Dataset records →
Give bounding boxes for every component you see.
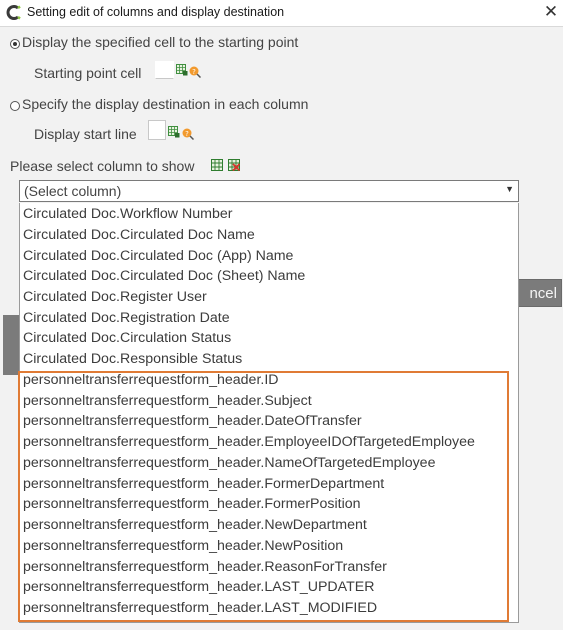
column-select-value: (Select column): [24, 183, 122, 199]
remove-columns-icon[interactable]: [228, 159, 240, 171]
dropdown-option[interactable]: personneltransferrequestform_header.Date…: [23, 411, 362, 431]
dropdown-option[interactable]: personneltransferrequestform_header.Name…: [23, 453, 435, 473]
starting-point-cell-field[interactable]: [155, 61, 174, 79]
svg-text:?: ?: [185, 130, 189, 138]
dropdown-option[interactable]: personneltransferrequestform_header.Reas…: [23, 557, 387, 577]
starting-point-option[interactable]: Display the specified cell to the starti…: [10, 34, 340, 54]
column-dropdown-list: Circulated Doc.Workflow Number Circulated…: [19, 203, 519, 623]
dropdown-option[interactable]: personneltransferrequestform_header.NewD…: [23, 515, 367, 535]
dropdown-option[interactable]: personneltransferrequestform_header.NewP…: [23, 536, 343, 556]
help-icon[interactable]: ?: [182, 128, 194, 140]
dropdown-option[interactable]: Circulated Doc.Workflow Number: [23, 204, 232, 224]
each-column-radio[interactable]: [10, 101, 20, 111]
display-start-line-field[interactable]: [148, 120, 166, 140]
dropdown-option[interactable]: personneltransferrequestform_header.LAST…: [23, 577, 374, 597]
starting-point-radio-label: Display the specified cell to the starti…: [22, 34, 299, 50]
dropdown-option[interactable]: Circulated Doc.Register User: [23, 287, 207, 307]
dropdown-option[interactable]: Circulated Doc.Circulated Doc (Sheet) Na…: [23, 266, 305, 286]
dropdown-option[interactable]: personneltransferrequestform_header.Form…: [23, 474, 384, 494]
add-columns-icon[interactable]: [211, 159, 223, 171]
display-start-line-label: Display start line: [34, 126, 137, 142]
cell-select-icon[interactable]: [176, 64, 188, 76]
dropdown-option[interactable]: personneltransferrequestform_header.Form…: [23, 494, 361, 514]
each-column-radio-label: Specify the display destination in each …: [22, 96, 309, 112]
dropdown-option[interactable]: Circulated Doc.Circulated Doc (App) Name: [23, 246, 293, 266]
chevron-down-icon[interactable]: ▼: [505, 184, 514, 194]
dropdown-option[interactable]: personneltransferrequestform_header.Subj…: [23, 391, 312, 411]
each-column-option[interactable]: Specify the display destination in each …: [10, 96, 340, 116]
title-bar: Setting edit of columns and display dest…: [0, 0, 563, 26]
column-select[interactable]: (Select column) ▼: [19, 180, 519, 202]
app-icon: [6, 5, 21, 20]
cell-select-icon[interactable]: [168, 126, 180, 138]
dropdown-option[interactable]: personneltransferrequestform_header.LAST…: [23, 598, 377, 618]
dropdown-option[interactable]: Circulated Doc.Registration Date: [23, 308, 230, 328]
starting-point-cell-label: Starting point cell: [34, 65, 142, 81]
select-column-label: Please select column to show: [10, 158, 195, 174]
dropdown-option[interactable]: Circulated Doc.Circulated Doc Name: [23, 225, 255, 245]
help-icon[interactable]: ?: [189, 66, 201, 78]
window-title: Setting edit of columns and display dest…: [27, 5, 285, 19]
background-panel: [3, 315, 19, 375]
dropdown-option[interactable]: personneltransferrequestform_header.Empl…: [23, 432, 475, 452]
dropdown-option[interactable]: personneltransferrequestform_header.ID: [23, 370, 279, 390]
starting-point-radio[interactable]: [10, 39, 20, 49]
dropdown-option[interactable]: Circulated Doc.Responsible Status: [23, 349, 242, 369]
dropdown-option[interactable]: Circulated Doc.Circulation Status: [23, 328, 231, 348]
close-icon[interactable]: ✕: [540, 2, 562, 24]
svg-text:?: ?: [192, 68, 196, 76]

EXERCISE OBJECTIVE → Convert the part of the material that opens with the line containing "column-select-value: (Select column): [24, 183, 122, 199]" and closes with the line containing "column-dropdown-list: Circulated Doc.Workflow" into a Markdown table with the columns Number and Record line. Number each row and leave out any blank lines.

SOLUTION →
| Number | Record line |
|---|---|
| 1 | column-select-value: (Select column): [24, 183, 122, 199] |
| 2 | remove-columns-icon[interactable]: [228, 159, 240, 171] |
| 3 | dropdown-option[interactable]: personneltransferrequestform_header.Date…: [23, 411, 362, 431] |
| 4 | dropdown-option[interactable]: personneltransferrequestform_header.Name…: [23, 453, 435, 473] |
| 5 | starting-point-cell-field[interactable]: [155, 61, 174, 79] |
| 6 | svg-text:?: ?: [185, 130, 189, 138] |
| 7 | dropdown-option[interactable]: personneltransferrequestform_header.Reas…: [23, 557, 387, 577] |
| 8 | starting-point-option[interactable]: Display the specified cell to the starti…: [10, 34, 340, 54] |
| 9 | column-dropdown-list: Circulated Doc.Workflow Number Circulated…: [19, 203, 519, 623] |